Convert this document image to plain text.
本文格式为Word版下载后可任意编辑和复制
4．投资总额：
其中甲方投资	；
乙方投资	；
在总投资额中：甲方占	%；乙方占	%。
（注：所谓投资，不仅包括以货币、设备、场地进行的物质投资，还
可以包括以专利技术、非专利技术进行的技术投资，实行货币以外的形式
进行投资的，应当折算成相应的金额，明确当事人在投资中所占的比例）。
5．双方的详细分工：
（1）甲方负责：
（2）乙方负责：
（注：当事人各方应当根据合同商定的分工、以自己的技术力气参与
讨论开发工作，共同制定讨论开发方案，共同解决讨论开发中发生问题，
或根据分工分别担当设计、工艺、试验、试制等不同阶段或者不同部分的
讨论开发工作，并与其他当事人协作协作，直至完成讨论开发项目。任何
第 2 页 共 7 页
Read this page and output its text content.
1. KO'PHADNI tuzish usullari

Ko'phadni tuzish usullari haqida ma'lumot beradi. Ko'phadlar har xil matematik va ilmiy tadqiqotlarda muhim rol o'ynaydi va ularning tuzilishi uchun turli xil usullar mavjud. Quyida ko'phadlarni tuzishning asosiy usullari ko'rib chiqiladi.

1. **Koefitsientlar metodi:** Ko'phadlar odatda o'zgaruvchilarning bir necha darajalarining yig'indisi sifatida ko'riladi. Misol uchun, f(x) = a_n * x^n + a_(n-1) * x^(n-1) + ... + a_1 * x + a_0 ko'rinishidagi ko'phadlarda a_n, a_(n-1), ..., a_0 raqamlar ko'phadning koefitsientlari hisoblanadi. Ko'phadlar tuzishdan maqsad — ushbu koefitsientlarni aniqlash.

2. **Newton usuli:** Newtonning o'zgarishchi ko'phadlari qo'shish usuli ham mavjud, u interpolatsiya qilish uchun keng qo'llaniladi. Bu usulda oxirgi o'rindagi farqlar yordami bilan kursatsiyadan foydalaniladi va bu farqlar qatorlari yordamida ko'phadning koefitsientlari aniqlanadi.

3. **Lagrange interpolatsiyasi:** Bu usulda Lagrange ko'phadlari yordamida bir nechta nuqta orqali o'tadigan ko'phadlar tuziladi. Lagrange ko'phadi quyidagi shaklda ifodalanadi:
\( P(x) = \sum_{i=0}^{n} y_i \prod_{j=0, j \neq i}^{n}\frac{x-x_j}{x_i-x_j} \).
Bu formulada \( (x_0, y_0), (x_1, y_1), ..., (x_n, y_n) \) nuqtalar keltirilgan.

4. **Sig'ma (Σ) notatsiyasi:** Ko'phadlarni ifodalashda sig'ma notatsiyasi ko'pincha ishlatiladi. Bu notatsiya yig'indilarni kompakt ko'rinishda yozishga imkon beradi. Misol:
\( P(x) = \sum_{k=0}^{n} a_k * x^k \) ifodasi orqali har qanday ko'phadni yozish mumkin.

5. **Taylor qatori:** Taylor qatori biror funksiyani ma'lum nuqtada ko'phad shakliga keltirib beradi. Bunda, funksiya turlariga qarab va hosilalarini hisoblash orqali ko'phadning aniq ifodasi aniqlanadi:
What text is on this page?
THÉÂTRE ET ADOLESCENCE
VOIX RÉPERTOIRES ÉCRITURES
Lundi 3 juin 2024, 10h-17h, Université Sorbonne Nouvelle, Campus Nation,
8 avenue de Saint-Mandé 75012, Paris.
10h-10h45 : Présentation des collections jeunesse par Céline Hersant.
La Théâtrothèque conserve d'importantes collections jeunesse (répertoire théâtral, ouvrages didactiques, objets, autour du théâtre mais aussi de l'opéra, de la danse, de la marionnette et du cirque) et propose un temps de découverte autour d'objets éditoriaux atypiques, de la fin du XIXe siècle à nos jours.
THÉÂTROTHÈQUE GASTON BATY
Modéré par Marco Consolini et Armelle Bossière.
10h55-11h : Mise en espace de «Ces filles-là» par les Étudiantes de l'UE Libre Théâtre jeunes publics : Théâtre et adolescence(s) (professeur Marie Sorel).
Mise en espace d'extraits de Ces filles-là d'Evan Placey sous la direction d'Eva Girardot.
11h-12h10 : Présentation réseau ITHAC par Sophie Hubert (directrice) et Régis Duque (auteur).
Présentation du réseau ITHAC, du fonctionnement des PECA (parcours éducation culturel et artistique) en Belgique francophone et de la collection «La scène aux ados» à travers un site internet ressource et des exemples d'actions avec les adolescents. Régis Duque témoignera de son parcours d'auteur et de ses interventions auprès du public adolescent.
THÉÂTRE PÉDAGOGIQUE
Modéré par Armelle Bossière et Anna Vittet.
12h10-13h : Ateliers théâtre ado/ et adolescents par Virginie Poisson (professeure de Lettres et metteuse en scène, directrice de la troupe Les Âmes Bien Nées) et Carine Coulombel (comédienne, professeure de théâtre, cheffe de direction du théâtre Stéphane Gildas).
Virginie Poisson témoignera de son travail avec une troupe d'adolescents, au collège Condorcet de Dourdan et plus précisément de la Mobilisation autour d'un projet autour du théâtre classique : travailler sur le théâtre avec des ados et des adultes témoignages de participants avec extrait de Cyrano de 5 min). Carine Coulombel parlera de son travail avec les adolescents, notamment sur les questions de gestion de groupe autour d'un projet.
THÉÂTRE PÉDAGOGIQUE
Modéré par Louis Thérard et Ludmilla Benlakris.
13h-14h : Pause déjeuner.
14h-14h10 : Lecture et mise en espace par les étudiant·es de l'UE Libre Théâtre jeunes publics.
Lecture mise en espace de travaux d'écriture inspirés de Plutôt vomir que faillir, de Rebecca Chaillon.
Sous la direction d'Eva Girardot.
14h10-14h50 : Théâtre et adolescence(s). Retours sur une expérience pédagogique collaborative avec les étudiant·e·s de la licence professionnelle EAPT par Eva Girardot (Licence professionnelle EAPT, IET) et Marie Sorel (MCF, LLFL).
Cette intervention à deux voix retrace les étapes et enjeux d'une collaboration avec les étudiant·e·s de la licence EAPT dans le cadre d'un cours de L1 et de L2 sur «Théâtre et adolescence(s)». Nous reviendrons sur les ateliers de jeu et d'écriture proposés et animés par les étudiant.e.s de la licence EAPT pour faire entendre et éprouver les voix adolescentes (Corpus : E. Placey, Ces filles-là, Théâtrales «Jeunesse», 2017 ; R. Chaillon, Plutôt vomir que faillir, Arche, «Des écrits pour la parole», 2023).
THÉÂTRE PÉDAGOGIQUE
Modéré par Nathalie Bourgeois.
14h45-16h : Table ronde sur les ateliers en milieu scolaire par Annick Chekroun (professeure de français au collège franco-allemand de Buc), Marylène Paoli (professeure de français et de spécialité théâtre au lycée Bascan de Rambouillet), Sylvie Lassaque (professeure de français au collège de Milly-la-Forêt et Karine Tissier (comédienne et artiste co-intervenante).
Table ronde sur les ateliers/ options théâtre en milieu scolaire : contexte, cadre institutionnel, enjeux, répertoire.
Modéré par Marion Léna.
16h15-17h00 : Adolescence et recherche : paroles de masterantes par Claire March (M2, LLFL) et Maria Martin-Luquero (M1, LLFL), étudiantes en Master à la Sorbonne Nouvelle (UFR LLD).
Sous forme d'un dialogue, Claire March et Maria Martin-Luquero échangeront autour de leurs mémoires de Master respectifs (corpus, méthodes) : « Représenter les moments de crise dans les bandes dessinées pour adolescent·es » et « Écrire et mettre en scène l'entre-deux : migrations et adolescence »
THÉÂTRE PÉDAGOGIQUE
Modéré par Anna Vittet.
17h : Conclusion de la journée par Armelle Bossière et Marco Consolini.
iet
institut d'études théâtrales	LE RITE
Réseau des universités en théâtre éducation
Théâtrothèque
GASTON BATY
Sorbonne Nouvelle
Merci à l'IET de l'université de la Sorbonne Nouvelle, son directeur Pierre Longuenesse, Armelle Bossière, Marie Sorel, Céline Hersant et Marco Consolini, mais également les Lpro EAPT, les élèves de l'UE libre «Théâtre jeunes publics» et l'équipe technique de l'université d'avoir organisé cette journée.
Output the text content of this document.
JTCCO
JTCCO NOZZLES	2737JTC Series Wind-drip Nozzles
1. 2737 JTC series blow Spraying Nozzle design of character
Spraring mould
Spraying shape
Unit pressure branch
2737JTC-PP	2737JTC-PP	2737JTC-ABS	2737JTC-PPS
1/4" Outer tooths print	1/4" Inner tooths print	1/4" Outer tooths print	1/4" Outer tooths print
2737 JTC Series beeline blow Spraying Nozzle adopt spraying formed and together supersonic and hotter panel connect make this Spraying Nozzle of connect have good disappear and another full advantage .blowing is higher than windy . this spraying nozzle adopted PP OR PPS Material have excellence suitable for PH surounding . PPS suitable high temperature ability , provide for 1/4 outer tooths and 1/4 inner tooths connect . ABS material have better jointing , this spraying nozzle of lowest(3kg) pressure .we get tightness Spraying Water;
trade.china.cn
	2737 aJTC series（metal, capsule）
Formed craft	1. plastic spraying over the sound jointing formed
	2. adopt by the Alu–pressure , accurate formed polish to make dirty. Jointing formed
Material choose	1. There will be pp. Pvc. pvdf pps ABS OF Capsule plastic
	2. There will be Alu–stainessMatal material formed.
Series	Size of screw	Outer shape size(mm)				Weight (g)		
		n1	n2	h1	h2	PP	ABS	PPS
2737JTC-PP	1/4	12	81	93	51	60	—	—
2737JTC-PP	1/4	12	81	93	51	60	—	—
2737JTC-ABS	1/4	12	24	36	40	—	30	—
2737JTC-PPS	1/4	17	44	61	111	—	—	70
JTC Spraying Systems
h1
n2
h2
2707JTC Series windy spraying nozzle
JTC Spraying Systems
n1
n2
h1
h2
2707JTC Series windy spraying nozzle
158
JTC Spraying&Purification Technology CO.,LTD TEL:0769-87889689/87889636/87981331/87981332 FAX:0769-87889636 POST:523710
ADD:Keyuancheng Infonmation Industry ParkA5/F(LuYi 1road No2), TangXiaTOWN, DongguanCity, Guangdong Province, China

### Given exercise
Reproduce only the lines running from the one with "Output the text content of this document." through the final line of the listing above, both ends included.

### Full solution
Output the text content of this document.
JTCCO
JTCCO NOZZLES	2737JTC Series Wind-drip Nozzles
1. 2737 JTC series blow Spraying Nozzle design of character
Spraring mould
Spraying shape
Unit pressure branch
2737JTC-PP	2737JTC-PP	2737JTC-ABS	2737JTC-PPS
1/4" Outer tooths print	1/4" Inner tooths print	1/4" Outer tooths print	1/4" Outer tooths print
2737 JTC Series beeline blow Spraying Nozzle adopt spraying formed and together supersonic and hotter panel connect make this Spraying Nozzle of connect have good disappear and another full advantage .blowing is higher than windy . this spraying nozzle adopted PP OR PPS Material have excellence suitable for PH surounding . PPS suitable high temperature ability , provide for 1/4 outer tooths and 1/4 inner tooths connect . ABS material have better jointing , this spraying nozzle of lowest(3kg) pressure .we get tightness Spraying Water;
trade.china.cn
	2737 aJTC series（metal, capsule）
Formed craft	1. plastic spraying over the sound jointing formed
	2. adopt by the Alu–pressure , accurate formed polish to make dirty. Jointing formed
Material choose	1. There will be pp. Pvc. pvdf pps ABS OF Capsule plastic
	2. There will be Alu–stainessMatal material formed.
Series	Size of screw	Outer shape size(mm)				Weight (g)		
		n1	n2	h1	h2	PP	ABS	PPS
2737JTC-PP	1/4	12	81	93	51	60	—	—
2737JTC-PP	1/4	12	81	93	51	60	—	—
2737JTC-ABS	1/4	12	24	36	40	—	30	—
2737JTC-PPS	1/4	17	44	61	111	—	—	70
JTC Spraying Systems
h1
n2
h2
2707JTC Series windy spraying nozzle
JTC Spraying Systems
n1
n2
h1
h2
2707JTC Series windy spraying nozzle
158
JTC Spraying&Purification Technology CO.,LTD TEL:0769-87889689/87889636/87981331/87981332 FAX:0769-87889636 POST:523710
ADD:Keyuancheng Infonmation Industry ParkA5/F(LuYi 1road No2), TangXiaTOWN, DongguanCity, Guangdong Province, China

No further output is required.